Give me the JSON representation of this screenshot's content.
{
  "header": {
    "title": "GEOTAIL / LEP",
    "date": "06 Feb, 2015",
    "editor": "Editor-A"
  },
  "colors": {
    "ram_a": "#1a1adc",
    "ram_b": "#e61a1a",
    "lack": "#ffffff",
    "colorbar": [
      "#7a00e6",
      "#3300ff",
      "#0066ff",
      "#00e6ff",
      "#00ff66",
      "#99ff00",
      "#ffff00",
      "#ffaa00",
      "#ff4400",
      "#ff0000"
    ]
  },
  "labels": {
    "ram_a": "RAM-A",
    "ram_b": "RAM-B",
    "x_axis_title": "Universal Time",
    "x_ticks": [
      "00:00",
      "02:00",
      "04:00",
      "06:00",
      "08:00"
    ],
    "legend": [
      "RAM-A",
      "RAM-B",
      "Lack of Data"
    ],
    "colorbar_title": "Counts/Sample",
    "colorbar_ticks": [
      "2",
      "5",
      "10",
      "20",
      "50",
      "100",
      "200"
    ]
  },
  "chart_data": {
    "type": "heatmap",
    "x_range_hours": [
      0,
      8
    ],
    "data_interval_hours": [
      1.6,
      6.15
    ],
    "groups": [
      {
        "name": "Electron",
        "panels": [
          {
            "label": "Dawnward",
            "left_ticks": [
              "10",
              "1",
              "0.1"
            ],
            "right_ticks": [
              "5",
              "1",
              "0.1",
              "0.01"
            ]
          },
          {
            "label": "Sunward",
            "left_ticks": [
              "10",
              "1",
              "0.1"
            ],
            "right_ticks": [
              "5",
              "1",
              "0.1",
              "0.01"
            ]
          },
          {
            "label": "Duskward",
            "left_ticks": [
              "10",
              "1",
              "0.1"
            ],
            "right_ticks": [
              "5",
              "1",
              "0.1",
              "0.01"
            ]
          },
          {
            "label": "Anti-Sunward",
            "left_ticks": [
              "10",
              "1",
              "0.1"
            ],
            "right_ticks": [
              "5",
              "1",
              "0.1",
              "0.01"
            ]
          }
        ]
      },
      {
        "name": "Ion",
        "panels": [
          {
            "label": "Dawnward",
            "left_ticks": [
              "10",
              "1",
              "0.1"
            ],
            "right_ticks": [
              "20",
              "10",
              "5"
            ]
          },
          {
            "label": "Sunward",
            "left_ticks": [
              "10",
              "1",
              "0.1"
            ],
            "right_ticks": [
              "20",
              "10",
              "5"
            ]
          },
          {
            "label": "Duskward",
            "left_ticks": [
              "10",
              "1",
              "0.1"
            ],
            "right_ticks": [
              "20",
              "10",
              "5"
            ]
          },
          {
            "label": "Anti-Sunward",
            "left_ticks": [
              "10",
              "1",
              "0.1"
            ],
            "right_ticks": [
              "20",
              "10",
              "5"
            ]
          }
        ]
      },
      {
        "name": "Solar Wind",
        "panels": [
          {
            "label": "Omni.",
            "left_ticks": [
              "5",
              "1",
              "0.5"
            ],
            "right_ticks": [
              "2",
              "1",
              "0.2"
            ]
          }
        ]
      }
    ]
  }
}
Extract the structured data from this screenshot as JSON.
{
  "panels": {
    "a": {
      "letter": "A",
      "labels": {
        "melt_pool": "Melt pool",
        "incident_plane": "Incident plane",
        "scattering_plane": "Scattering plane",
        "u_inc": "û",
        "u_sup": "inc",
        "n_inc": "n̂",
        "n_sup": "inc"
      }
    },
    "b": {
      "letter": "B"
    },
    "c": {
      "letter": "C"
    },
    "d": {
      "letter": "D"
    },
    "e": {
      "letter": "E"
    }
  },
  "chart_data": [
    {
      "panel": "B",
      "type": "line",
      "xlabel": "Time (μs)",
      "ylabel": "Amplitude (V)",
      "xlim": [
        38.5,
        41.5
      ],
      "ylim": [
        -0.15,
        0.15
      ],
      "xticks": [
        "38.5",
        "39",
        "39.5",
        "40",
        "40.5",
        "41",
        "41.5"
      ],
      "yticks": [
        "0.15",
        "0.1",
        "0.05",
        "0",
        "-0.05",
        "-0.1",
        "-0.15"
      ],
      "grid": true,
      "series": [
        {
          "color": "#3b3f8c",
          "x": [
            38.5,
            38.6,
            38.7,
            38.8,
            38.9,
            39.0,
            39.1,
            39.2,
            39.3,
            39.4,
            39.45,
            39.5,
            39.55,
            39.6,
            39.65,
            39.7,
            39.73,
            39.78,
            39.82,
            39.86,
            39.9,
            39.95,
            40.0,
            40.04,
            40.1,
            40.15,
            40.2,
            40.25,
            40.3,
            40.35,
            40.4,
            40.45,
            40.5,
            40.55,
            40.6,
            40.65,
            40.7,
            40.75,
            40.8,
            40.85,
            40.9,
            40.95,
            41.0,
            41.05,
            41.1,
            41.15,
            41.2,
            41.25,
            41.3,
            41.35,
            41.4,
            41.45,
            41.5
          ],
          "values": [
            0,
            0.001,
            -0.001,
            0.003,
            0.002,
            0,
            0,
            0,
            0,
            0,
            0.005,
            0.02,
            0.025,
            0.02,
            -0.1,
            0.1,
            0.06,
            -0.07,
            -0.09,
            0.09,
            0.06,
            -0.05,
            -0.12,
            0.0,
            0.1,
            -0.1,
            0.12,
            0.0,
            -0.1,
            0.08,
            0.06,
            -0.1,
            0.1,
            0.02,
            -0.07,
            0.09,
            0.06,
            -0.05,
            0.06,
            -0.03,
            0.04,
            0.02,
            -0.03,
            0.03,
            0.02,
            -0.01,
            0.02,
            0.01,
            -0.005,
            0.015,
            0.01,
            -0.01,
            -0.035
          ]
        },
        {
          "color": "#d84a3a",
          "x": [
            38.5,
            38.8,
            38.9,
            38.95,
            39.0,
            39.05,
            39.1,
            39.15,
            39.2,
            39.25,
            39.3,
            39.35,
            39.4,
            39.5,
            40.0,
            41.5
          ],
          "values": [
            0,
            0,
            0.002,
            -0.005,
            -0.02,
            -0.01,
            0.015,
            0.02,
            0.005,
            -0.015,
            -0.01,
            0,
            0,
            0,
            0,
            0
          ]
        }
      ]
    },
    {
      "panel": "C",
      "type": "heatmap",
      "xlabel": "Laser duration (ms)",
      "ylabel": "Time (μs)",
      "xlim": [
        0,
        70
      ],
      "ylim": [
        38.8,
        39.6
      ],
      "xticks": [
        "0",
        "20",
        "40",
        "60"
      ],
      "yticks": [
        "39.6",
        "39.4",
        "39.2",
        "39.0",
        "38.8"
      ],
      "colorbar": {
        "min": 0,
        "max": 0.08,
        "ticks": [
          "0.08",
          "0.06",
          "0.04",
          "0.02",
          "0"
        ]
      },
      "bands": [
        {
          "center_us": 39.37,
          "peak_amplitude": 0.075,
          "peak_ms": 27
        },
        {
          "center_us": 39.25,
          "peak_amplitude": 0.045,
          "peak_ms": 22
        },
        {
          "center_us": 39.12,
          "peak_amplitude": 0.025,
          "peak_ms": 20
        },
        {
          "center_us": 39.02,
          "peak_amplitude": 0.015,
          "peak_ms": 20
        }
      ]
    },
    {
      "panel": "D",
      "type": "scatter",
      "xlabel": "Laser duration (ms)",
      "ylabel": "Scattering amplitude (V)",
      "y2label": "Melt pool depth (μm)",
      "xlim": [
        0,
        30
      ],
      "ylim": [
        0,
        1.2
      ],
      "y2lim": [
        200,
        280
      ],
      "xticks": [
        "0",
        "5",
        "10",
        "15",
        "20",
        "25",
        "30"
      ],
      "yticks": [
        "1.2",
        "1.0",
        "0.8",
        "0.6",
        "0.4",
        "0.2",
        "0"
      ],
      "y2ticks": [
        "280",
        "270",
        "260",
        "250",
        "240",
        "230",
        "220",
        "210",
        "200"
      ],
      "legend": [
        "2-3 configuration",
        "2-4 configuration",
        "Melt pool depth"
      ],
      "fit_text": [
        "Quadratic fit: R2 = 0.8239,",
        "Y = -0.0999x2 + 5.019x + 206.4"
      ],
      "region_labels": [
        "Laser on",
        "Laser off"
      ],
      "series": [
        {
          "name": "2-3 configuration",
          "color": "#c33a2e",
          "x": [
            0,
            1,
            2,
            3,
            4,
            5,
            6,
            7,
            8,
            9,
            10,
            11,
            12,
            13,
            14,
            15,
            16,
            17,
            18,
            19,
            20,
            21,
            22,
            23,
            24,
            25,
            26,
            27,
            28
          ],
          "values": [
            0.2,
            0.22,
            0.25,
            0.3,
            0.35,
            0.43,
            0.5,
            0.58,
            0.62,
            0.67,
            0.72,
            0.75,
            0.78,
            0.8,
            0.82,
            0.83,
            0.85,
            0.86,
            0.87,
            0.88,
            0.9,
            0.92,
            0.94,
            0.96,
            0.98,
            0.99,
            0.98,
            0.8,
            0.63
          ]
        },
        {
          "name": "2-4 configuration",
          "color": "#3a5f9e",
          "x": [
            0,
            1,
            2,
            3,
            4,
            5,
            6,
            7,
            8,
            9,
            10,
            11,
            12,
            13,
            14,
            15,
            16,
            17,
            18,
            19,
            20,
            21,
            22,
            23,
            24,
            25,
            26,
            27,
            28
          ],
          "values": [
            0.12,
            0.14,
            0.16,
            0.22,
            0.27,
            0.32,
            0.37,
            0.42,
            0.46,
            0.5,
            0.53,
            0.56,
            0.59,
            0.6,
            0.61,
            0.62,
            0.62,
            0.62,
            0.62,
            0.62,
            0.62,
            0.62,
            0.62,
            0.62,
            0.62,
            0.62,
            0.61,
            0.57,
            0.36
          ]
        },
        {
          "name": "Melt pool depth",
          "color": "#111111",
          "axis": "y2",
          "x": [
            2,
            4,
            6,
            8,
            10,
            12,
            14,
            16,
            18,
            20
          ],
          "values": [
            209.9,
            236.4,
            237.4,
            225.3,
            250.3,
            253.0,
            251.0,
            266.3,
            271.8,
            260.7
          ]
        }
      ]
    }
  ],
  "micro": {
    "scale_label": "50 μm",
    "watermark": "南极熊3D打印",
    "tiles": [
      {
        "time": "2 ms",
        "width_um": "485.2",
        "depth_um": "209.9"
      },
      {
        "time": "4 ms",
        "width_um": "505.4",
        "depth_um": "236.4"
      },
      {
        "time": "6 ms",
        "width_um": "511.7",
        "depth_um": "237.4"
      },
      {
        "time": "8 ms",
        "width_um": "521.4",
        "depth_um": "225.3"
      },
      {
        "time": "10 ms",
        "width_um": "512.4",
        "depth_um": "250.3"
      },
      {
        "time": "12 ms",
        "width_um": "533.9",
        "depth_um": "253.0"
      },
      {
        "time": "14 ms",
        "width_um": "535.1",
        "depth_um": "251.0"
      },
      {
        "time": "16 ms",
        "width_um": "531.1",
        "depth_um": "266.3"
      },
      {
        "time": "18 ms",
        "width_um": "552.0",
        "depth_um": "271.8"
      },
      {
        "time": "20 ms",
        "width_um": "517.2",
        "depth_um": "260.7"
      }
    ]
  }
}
==============================
WHAT YOU NEED TO DO -> Copy out each line of the material that holds the word "letter".

OUTPUT OF THE TASK ->
      "letter": "A",
      "letter": "B"
      "letter": "C"
      "letter": "D"
      "letter": "E"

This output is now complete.